* **RECORDS SHOWN**:
.....
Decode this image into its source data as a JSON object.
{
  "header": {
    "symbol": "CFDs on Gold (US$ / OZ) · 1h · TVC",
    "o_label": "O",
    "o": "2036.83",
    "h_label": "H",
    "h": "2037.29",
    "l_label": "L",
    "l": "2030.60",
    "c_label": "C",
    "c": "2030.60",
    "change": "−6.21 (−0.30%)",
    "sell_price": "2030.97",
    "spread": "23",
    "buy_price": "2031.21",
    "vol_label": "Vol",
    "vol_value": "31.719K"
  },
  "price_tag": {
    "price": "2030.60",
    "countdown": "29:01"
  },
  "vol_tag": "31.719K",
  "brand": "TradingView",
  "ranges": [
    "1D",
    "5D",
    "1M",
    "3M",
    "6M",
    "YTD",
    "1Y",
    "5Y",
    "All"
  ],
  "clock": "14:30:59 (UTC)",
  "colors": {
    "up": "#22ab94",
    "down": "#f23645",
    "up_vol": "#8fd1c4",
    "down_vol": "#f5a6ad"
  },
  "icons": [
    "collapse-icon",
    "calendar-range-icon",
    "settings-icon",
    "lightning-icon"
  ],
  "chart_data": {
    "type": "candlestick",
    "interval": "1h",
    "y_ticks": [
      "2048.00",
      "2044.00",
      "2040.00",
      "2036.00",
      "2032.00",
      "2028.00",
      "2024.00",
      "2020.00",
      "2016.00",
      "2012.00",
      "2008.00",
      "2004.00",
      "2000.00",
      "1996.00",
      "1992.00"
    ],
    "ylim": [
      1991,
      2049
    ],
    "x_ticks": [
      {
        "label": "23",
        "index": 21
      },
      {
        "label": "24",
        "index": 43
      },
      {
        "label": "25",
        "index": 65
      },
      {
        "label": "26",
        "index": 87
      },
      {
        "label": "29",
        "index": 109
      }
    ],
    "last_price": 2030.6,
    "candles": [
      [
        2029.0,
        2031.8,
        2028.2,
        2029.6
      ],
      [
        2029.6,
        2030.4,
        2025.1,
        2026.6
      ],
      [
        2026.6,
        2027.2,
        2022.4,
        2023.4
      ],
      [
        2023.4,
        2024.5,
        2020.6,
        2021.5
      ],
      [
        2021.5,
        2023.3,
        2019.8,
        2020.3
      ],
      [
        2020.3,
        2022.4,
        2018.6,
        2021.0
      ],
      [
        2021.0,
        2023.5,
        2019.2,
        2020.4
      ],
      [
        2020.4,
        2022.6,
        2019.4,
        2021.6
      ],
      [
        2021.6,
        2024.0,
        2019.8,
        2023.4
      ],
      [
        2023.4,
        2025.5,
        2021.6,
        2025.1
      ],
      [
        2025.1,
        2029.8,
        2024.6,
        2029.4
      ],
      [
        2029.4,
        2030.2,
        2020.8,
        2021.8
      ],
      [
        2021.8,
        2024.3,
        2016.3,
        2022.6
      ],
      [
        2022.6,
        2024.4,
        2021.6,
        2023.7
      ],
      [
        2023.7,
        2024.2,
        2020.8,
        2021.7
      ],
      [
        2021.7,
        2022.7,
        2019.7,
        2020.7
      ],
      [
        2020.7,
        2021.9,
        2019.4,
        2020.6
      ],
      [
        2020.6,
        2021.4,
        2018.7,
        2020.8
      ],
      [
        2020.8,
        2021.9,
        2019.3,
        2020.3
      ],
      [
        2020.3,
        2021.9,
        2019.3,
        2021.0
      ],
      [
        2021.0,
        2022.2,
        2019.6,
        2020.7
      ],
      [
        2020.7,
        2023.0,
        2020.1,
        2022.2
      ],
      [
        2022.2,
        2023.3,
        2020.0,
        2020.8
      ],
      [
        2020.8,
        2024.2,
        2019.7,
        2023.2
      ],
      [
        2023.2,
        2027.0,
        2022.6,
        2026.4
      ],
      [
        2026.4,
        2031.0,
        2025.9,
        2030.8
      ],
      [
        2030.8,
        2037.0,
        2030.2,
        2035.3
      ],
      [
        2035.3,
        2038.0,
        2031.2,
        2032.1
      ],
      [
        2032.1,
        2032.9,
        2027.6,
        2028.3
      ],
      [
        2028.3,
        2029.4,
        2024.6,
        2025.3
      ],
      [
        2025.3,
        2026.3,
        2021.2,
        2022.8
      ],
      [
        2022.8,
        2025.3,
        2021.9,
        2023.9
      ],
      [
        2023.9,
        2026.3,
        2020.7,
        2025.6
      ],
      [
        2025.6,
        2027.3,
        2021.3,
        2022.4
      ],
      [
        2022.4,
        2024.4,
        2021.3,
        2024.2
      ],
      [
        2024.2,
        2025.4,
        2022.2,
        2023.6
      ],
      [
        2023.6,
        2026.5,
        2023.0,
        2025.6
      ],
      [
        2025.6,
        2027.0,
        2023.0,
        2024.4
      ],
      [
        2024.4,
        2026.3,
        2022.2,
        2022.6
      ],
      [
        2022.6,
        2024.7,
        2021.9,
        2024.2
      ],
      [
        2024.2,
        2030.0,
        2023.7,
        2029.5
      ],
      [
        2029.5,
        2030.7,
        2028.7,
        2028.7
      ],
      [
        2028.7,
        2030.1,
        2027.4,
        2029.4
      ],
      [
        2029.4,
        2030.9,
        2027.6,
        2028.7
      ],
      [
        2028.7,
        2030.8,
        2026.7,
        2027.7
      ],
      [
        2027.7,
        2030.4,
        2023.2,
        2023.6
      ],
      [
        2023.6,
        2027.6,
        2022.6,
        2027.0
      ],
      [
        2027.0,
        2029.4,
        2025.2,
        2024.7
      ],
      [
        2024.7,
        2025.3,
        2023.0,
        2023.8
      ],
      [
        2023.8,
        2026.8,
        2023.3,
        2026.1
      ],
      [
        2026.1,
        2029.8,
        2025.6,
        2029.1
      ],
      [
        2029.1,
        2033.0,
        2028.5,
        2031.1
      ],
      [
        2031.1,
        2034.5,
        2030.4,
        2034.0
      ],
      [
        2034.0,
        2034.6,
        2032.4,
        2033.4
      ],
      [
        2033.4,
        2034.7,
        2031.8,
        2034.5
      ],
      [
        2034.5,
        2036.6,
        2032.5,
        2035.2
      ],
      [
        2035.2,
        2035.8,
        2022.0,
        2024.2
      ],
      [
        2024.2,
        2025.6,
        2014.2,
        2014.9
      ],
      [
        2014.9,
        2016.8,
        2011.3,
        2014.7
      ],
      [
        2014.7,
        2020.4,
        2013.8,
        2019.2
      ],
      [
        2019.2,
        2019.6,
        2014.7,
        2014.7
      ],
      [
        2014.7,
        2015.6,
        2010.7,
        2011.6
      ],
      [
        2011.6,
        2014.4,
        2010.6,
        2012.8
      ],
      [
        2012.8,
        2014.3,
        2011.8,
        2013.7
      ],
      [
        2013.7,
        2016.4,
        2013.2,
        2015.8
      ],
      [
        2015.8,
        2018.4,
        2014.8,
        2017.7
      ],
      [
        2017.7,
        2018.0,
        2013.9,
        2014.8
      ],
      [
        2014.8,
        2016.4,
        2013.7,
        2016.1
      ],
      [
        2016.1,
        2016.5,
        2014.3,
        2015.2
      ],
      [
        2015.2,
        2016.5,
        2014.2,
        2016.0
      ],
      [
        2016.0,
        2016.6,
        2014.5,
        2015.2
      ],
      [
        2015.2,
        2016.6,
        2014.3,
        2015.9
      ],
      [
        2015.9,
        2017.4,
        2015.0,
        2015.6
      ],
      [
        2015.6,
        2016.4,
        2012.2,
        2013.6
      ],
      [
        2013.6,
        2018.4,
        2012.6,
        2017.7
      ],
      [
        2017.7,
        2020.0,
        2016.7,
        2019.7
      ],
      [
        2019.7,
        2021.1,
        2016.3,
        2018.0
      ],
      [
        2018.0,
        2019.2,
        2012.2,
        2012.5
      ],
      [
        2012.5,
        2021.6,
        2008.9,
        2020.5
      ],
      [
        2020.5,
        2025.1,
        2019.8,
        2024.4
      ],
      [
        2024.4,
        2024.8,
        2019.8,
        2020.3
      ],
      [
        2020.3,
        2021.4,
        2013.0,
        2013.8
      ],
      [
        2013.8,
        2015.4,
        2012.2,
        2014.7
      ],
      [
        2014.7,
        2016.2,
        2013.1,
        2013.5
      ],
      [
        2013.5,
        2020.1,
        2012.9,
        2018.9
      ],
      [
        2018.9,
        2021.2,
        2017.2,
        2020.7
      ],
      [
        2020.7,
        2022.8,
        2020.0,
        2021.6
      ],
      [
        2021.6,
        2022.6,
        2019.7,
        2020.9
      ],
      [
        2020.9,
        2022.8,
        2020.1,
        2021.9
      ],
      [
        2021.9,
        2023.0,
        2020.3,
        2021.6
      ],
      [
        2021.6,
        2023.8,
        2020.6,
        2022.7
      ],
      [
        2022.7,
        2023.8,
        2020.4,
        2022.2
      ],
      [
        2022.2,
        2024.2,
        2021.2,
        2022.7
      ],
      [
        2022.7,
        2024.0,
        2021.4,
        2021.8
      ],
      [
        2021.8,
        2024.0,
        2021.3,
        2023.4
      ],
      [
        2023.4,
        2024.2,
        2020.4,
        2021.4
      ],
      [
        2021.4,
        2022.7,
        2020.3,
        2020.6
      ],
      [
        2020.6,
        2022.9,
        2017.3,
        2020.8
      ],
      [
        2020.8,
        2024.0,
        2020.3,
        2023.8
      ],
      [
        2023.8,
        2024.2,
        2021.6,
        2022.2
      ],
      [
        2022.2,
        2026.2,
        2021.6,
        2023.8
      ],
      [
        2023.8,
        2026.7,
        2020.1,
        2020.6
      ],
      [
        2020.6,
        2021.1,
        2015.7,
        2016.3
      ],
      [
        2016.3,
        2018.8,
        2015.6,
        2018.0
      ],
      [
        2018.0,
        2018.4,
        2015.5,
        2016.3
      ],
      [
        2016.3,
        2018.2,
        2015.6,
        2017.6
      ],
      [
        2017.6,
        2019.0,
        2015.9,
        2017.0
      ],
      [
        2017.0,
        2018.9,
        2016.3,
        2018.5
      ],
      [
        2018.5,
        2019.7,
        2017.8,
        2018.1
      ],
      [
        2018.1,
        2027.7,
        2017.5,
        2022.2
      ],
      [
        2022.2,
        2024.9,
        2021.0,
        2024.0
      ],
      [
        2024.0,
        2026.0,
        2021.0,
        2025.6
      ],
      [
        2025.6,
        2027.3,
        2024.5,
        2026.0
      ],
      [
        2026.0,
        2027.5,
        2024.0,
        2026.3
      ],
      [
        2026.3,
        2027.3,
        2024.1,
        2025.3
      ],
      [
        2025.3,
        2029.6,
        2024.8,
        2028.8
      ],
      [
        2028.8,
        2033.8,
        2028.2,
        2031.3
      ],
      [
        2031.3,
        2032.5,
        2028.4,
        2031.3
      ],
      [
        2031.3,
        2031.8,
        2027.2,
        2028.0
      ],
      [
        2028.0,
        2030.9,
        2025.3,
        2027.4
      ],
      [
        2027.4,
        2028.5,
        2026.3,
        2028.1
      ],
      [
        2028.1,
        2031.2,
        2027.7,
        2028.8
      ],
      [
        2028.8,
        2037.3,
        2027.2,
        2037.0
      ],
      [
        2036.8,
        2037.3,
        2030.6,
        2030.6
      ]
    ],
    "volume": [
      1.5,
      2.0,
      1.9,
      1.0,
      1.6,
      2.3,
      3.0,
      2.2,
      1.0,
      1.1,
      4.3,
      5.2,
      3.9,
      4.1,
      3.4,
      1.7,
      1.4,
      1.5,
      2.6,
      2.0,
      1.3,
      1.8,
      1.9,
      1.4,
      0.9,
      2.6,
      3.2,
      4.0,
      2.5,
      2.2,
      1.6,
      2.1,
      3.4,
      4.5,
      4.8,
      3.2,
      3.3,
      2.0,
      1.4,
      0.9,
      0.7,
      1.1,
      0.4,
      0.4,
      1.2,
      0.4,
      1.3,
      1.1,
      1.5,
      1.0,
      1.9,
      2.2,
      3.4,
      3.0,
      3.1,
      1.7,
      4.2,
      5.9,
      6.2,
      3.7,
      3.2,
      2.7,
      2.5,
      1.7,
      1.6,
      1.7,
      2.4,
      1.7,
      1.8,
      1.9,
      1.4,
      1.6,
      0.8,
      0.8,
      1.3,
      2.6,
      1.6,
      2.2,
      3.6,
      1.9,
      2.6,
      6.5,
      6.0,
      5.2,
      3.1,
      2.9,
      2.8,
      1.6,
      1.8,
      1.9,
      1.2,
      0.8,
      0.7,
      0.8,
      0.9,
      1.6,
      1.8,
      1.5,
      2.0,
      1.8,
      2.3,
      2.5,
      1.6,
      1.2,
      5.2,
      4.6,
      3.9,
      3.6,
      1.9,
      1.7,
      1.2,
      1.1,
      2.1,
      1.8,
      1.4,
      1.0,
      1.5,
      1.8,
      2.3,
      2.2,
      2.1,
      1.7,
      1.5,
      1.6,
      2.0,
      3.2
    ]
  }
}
.....
* **SHORT EXERCISE**:
Pull every line containing "index" out of the records.

* **TASK OUTPUT**:
        "index": 21
        "index": 43
        "index": 65
        "index": 87
        "index": 109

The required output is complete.